Request ->
Each record below is to be reproduced without any change.

Collected data
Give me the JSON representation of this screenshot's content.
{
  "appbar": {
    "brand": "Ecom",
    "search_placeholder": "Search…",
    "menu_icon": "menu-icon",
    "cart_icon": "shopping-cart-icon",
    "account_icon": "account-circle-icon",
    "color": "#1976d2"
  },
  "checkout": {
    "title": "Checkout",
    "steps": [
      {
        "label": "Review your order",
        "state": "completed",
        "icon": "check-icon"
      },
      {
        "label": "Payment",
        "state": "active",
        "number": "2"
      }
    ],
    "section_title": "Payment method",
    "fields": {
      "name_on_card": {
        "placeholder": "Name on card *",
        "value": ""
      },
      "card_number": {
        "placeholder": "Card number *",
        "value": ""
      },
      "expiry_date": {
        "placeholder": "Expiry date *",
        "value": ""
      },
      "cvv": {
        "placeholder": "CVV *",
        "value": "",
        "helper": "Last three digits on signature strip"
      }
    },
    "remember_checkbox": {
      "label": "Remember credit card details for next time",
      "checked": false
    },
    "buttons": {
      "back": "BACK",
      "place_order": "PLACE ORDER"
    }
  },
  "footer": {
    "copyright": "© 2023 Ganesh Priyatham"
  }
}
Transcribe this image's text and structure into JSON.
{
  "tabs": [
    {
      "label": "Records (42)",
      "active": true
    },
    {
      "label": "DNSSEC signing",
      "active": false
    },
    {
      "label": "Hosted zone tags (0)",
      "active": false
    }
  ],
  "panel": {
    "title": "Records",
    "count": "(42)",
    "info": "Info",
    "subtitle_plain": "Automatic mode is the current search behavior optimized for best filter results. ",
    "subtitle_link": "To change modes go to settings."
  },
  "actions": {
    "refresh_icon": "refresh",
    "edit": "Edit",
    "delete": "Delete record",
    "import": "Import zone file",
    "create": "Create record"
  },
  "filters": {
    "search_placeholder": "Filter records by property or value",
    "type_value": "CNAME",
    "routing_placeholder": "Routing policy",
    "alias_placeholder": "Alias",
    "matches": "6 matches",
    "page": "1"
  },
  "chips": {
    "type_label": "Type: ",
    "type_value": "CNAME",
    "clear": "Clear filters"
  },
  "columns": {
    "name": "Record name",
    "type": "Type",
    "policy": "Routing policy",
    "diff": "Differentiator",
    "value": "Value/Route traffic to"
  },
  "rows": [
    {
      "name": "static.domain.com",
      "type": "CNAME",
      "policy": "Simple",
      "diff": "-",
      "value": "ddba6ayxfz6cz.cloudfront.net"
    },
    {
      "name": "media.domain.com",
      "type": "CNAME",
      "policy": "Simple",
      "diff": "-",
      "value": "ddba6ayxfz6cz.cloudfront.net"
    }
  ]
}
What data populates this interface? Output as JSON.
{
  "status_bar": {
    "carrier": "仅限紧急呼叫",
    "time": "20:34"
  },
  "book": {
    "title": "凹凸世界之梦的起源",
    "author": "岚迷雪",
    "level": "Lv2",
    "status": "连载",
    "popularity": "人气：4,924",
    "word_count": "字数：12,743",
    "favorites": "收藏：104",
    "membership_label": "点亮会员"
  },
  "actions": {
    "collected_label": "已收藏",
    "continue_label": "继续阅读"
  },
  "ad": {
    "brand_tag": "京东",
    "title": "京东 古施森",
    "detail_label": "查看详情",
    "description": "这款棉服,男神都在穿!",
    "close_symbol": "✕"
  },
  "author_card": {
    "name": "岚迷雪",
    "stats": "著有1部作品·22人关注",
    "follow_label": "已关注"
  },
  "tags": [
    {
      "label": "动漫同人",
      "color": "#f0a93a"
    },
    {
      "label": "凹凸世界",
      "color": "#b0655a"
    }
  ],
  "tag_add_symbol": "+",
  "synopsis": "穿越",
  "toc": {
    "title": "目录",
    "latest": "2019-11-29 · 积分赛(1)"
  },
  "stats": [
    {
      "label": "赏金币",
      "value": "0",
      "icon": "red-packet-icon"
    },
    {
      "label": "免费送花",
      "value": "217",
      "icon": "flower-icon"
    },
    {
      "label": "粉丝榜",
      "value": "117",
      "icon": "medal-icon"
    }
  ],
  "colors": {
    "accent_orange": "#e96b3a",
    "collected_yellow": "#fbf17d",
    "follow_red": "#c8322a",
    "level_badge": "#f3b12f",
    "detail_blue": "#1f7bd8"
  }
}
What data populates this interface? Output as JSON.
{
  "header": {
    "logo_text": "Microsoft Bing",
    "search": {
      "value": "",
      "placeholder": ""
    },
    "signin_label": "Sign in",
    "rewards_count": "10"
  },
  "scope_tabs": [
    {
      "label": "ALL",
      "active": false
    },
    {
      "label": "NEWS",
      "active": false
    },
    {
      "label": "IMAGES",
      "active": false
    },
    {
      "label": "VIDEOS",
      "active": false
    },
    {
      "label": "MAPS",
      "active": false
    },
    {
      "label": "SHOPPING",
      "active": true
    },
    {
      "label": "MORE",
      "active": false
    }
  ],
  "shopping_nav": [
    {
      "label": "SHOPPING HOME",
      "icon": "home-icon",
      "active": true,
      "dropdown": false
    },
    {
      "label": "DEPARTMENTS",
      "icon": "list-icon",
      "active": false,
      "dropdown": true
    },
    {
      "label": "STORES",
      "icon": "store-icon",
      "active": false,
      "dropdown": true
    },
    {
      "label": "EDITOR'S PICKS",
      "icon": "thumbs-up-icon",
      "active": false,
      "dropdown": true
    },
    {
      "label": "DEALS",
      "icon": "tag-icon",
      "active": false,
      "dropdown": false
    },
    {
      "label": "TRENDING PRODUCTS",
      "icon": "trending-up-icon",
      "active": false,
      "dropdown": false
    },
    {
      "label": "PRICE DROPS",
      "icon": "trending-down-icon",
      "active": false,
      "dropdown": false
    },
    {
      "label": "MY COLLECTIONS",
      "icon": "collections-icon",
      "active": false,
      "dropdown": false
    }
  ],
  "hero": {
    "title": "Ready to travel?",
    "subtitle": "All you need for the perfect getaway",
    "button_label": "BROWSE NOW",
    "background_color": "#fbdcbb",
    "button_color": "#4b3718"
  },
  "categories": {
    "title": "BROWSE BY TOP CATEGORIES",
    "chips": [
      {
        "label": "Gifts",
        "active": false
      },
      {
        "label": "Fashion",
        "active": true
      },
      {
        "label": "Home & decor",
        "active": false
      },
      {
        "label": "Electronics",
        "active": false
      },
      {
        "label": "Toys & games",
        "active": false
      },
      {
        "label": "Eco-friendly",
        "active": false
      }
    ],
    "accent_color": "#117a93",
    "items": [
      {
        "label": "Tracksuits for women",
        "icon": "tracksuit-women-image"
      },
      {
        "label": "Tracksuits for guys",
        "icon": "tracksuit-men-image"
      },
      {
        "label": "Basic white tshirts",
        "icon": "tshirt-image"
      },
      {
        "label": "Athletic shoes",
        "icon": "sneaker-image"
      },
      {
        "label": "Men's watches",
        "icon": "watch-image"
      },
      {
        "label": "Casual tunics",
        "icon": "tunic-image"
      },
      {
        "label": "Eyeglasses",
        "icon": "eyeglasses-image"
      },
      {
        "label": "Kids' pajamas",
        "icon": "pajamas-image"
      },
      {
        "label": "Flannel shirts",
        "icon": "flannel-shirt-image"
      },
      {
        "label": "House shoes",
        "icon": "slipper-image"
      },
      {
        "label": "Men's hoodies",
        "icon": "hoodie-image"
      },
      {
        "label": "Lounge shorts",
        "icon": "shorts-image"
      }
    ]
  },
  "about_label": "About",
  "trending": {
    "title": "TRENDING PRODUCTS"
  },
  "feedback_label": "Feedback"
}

Finished task ->
Give me the JSON representation of this screenshot's content.
{
  "appbar": {
    "brand": "Ecom",
    "search_placeholder": "Search…",
    "menu_icon": "menu-icon",
    "cart_icon": "shopping-cart-icon",
    "account_icon": "account-circle-icon",
    "color": "#1976d2"
  },
  "checkout": {
    "title": "Checkout",
    "steps": [
      {
        "label": "Review your order",
        "state": "completed",
        "icon": "check-icon"
      },
      {
        "label": "Payment",
        "state": "active",
        "number": "2"
      }
    ],
    "section_title": "Payment method",
    "fields": {
      "name_on_card": {
        "placeholder": "Name on card *",
        "value": ""
      },
      "card_number": {
        "placeholder": "Card number *",
        "value": ""
      },
      "expiry_date": {
        "placeholder": "Expiry date *",
        "value": ""
      },
      "cvv": {
        "placeholder": "CVV *",
        "value": "",
        "helper": "Last three digits on signature strip"
      }
    },
    "remember_checkbox": {
      "label": "Remember credit card details for next time",
      "checked": false
    },
    "buttons": {
      "back": "BACK",
      "place_order": "PLACE ORDER"
    }
  },
  "footer": {
    "copyright": "© 2023 Ganesh Priyatham"
  }
}
Transcribe this image's text and structure into JSON.
{
  "tabs": [
    {
      "label": "Records (42)",
      "active": true
    },
    {
      "label": "DNSSEC signing",
      "active": false
    },
    {
      "label": "Hosted zone tags (0)",
      "active": false
    }
  ],
  "panel": {
    "title": "Records",
    "count": "(42)",
    "info": "Info",
    "subtitle_plain": "Automatic mode is the current search behavior optimized for best filter results. ",
    "subtitle_link": "To change modes go to settings."
  },
  "actions": {
    "refresh_icon": "refresh",
    "edit": "Edit",
    "delete": "Delete record",
    "import": "Import zone file",
    "create": "Create record"
  },
  "filters": {
    "search_placeholder": "Filter records by property or value",
    "type_value": "CNAME",
    "routing_placeholder": "Routing policy",
    "alias_placeholder": "Alias",
    "matches": "6 matches",
    "page": "1"
  },
  "chips": {
    "type_label": "Type: ",
    "type_value": "CNAME",
    "clear": "Clear filters"
  },
  "columns": {
    "name": "Record name",
    "type": "Type",
    "policy": "Routing policy",
    "diff": "Differentiator",
    "value": "Value/Route traffic to"
  },
  "rows": [
    {
      "name": "static.domain.com",
      "type": "CNAME",
      "policy": "Simple",
      "diff": "-",
      "value": "ddba6ayxfz6cz.cloudfront.net"
    },
    {
      "name": "media.domain.com",
      "type": "CNAME",
      "policy": "Simple",
      "diff": "-",
      "value": "ddba6ayxfz6cz.cloudfront.net"
    }
  ]
}
What data populates this interface? Output as JSON.
{
  "status_bar": {
    "carrier": "仅限紧急呼叫",
    "time": "20:34"
  },
  "book": {
    "title": "凹凸世界之梦的起源",
    "author": "岚迷雪",
    "level": "Lv2",
    "status": "连载",
    "popularity": "人气：4,924",
    "word_count": "字数：12,743",
    "favorites": "收藏：104",
    "membership_label": "点亮会员"
  },
  "actions": {
    "collected_label": "已收藏",
    "continue_label": "继续阅读"
  },
  "ad": {
    "brand_tag": "京东",
    "title": "京东 古施森",
    "detail_label": "查看详情",
    "description": "这款棉服,男神都在穿!",
    "close_symbol": "✕"
  },
  "author_card": {
    "name": "岚迷雪",
    "stats": "著有1部作品·22人关注",
    "follow_label": "已关注"
  },
  "tags": [
    {
      "label": "动漫同人",
      "color": "#f0a93a"
    },
    {
      "label": "凹凸世界",
      "color": "#b0655a"
    }
  ],
  "tag_add_symbol": "+",
  "synopsis": "穿越",
  "toc": {
    "title": "目录",
    "latest": "2019-11-29 · 积分赛(1)"
  },
  "stats": [
    {
      "label": "赏金币",
      "value": "0",
      "icon": "red-packet-icon"
    },
    {
      "label": "免费送花",
      "value": "217",
      "icon": "flower-icon"
    },
    {
      "label": "粉丝榜",
      "value": "117",
      "icon": "medal-icon"
    }
  ],
  "colors": {
    "accent_orange": "#e96b3a",
    "collected_yellow": "#fbf17d",
    "follow_red": "#c8322a",
    "level_badge": "#f3b12f",
    "detail_blue": "#1f7bd8"
  }
}
What data populates this interface? Output as JSON.
{
  "header": {
    "logo_text": "Microsoft Bing",
    "search": {
      "value": "",
      "placeholder": ""
    },
    "signin_label": "Sign in",
    "rewards_count": "10"
  },
  "scope_tabs": [
    {
      "label": "ALL",
      "active": false
    },
    {
      "label": "NEWS",
      "active": false
    },
    {
      "label": "IMAGES",
      "active": false
    },
    {
      "label": "VIDEOS",
      "active": false
    },
    {
      "label": "MAPS",
      "active": false
    },
    {
      "label": "SHOPPING",
      "active": true
    },
    {
      "label": "MORE",
      "active": false
    }
  ],
  "shopping_nav": [
    {
      "label": "SHOPPING HOME",
      "icon": "home-icon",
      "active": true,
      "dropdown": false
    },
    {
      "label": "DEPARTMENTS",
      "icon": "list-icon",
      "active": false,
      "dropdown": true
    },
    {
      "label": "STORES",
      "icon": "store-icon",
      "active": false,
      "dropdown": true
    },
    {
      "label": "EDITOR'S PICKS",
      "icon": "thumbs-up-icon",
      "active": false,
      "dropdown": true
    },
    {
      "label": "DEALS",
      "icon": "tag-icon",
      "active": false,
      "dropdown": false
    },
    {
      "label": "TRENDING PRODUCTS",
      "icon": "trending-up-icon",
      "active": false,
      "dropdown": false
    },
    {
      "label": "PRICE DROPS",
      "icon": "trending-down-icon",
      "active": false,
      "dropdown": false
    },
    {
      "label": "MY COLLECTIONS",
      "icon": "collections-icon",
      "active": false,
      "dropdown": false
    }
  ],
  "hero": {
    "title": "Ready to travel?",
    "subtitle": "All you need for the perfect getaway",
    "button_label": "BROWSE NOW",
    "background_color": "#fbdcbb",
    "button_color": "#4b3718"
  },
  "categories": {
    "title": "BROWSE BY TOP CATEGORIES",
    "chips": [
      {
        "label": "Gifts",
        "active": false
      },
      {
        "label": "Fashion",
        "active": true
      },
      {
        "label": "Home & decor",
        "active": false
      },
      {
        "label": "Electronics",
        "active": false
      },
      {
        "label": "Toys & games",
        "active": false
      },
      {
        "label": "Eco-friendly",
        "active": false
      }
    ],
    "accent_color": "#117a93",
    "items": [
      {
        "label": "Tracksuits for women",
        "icon": "tracksuit-women-image"
      },
      {
        "label": "Tracksuits for guys",
        "icon": "tracksuit-men-image"
      },
      {
        "label": "Basic white tshirts",
        "icon": "tshirt-image"
      },
      {
        "label": "Athletic shoes",
        "icon": "sneaker-image"
      },
      {
        "label": "Men's watches",
        "icon": "watch-image"
      },
      {
        "label": "Casual tunics",
        "icon": "tunic-image"
      },
      {
        "label": "Eyeglasses",
        "icon": "eyeglasses-image"
      },
      {
        "label": "Kids' pajamas",
        "icon": "pajamas-image"
      },
      {
        "label": "Flannel shirts",
        "icon": "flannel-shirt-image"
      },
      {
        "label": "House shoes",
        "icon": "slipper-image"
      },
      {
        "label": "Men's hoodies",
        "icon": "hoodie-image"
      },
      {
        "label": "Lounge shorts",
        "icon": "shorts-image"
      }
    ]
  },
  "about_label": "About",
  "trending": {
    "title": "TRENDING PRODUCTS"
  },
  "feedback_label": "Feedback"
}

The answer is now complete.